* **SHORT TASK**
Rewrite the data below, changing each occurrence of "annotation" to "spectral-line" and leaving everything else unchanged.

# RECORD EXCERPTS start

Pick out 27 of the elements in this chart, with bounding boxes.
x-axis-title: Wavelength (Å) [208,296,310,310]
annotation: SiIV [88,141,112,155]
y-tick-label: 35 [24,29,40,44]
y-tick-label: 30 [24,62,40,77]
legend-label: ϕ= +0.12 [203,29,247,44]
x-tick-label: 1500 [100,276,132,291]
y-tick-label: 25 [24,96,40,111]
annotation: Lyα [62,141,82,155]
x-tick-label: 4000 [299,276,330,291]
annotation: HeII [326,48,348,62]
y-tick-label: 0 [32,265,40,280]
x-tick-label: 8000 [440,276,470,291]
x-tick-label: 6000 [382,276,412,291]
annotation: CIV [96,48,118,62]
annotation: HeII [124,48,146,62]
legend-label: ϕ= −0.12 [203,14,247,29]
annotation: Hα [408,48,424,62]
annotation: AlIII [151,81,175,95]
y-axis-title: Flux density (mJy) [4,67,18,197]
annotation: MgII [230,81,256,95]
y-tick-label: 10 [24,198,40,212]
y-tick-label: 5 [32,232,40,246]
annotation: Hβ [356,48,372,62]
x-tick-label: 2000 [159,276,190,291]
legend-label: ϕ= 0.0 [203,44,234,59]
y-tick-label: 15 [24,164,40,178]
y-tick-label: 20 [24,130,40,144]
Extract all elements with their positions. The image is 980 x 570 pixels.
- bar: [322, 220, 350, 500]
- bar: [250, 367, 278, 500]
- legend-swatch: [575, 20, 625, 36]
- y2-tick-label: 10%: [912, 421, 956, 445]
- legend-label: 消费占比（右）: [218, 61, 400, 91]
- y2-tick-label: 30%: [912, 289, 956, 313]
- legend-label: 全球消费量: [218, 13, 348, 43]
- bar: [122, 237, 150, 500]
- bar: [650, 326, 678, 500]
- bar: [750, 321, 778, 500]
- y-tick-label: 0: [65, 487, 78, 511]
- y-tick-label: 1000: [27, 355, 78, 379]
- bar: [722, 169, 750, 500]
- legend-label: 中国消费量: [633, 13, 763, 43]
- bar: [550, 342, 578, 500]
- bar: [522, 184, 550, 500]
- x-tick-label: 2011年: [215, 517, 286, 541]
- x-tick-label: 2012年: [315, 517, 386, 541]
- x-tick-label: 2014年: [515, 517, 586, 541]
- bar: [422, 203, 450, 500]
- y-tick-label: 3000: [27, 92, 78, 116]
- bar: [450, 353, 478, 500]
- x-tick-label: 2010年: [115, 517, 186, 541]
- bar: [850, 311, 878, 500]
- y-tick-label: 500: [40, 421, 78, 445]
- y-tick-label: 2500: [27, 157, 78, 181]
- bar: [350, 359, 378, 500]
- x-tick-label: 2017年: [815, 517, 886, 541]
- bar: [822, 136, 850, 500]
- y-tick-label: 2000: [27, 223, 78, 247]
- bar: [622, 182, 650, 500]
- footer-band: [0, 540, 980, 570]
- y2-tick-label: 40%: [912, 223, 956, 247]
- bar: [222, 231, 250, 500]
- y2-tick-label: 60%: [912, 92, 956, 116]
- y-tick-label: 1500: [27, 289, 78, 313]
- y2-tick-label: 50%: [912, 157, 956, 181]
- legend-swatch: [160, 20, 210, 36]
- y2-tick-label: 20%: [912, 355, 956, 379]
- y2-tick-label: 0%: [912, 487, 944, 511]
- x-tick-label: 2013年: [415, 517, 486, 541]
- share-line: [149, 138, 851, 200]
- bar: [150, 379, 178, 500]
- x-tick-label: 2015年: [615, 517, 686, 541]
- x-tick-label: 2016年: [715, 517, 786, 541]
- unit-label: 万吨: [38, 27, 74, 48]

# RECORD EXCERPTS end

* **WRITTEN REPLY**
Pick out 27 of the elements in this chart, with bounding boxes.
x-axis-title: Wavelength (Å) [208,296,310,310]
spectral-line: SiIV [88,141,112,155]
y-tick-label: 35 [24,29,40,44]
y-tick-label: 30 [24,62,40,77]
legend-label: ϕ= +0.12 [203,29,247,44]
x-tick-label: 1500 [100,276,132,291]
y-tick-label: 25 [24,96,40,111]
spectral-line: Lyα [62,141,82,155]
x-tick-label: 4000 [299,276,330,291]
spectral-line: HeII [326,48,348,62]
y-tick-label: 0 [32,265,40,280]
x-tick-label: 8000 [440,276,470,291]
x-tick-label: 6000 [382,276,412,291]
spectral-line: CIV [96,48,118,62]
spectral-line: HeII [124,48,146,62]
legend-label: ϕ= −0.12 [203,14,247,29]
spectral-line: Hα [408,48,424,62]
spectral-line: AlIII [151,81,175,95]
y-axis-title: Flux density (mJy) [4,67,18,197]
spectral-line: MgII [230,81,256,95]
y-tick-label: 10 [24,198,40,212]
y-tick-label: 5 [32,232,40,246]
spectral-line: Hβ [356,48,372,62]
x-tick-label: 2000 [159,276,190,291]
legend-label: ϕ= 0.0 [203,44,234,59]
y-tick-label: 15 [24,164,40,178]
y-tick-label: 20 [24,130,40,144]
Extract all elements with their positions. The image is 980 x 570 pixels.
- bar: [322, 220, 350, 500]
- bar: [250, 367, 278, 500]
- legend-swatch: [575, 20, 625, 36]
- y2-tick-label: 10%: [912, 421, 956, 445]
- legend-label: 消费占比（右）: [218, 61, 400, 91]
- y2-tick-label: 30%: [912, 289, 956, 313]
- legend-label: 全球消费量: [218, 13, 348, 43]
- bar: [122, 237, 150, 500]
- bar: [650, 326, 678, 500]
- bar: [750, 321, 778, 500]
- y-tick-label: 0: [65, 487, 78, 511]
- y-tick-label: 1000: [27, 355, 78, 379]
- bar: [722, 169, 750, 500]
- legend-label: 中国消费量: [633, 13, 763, 43]
- bar: [550, 342, 578, 500]
- bar: [522, 184, 550, 500]
- x-tick-label: 2011年: [215, 517, 286, 541]
- x-tick-label: 2012年: [315, 517, 386, 541]
- x-tick-label: 2014年: [515, 517, 586, 541]
- bar: [422, 203, 450, 500]
- y-tick-label: 3000: [27, 92, 78, 116]
- bar: [450, 353, 478, 500]
- x-tick-label: 2010年: [115, 517, 186, 541]
- bar: [850, 311, 878, 500]
- y-tick-label: 500: [40, 421, 78, 445]
- y-tick-label: 2500: [27, 157, 78, 181]
- bar: [350, 359, 378, 500]
- x-tick-label: 2017年: [815, 517, 886, 541]
- bar: [822, 136, 850, 500]
- y-tick-label: 2000: [27, 223, 78, 247]
- bar: [622, 182, 650, 500]
- footer-band: [0, 540, 980, 570]
- y2-tick-label: 40%: [912, 223, 956, 247]
- bar: [222, 231, 250, 500]
- y2-tick-label: 60%: [912, 92, 956, 116]
- y-tick-label: 1500: [27, 289, 78, 313]
- y2-tick-label: 50%: [912, 157, 956, 181]
- legend-swatch: [160, 20, 210, 36]
- y2-tick-label: 20%: [912, 355, 956, 379]
- y2-tick-label: 0%: [912, 487, 944, 511]
- x-tick-label: 2013年: [415, 517, 486, 541]
- share-line: [149, 138, 851, 200]
- bar: [150, 379, 178, 500]
- x-tick-label: 2015年: [615, 517, 686, 541]
- x-tick-label: 2016年: [715, 517, 786, 541]
- unit-label: 万吨: [38, 27, 74, 48]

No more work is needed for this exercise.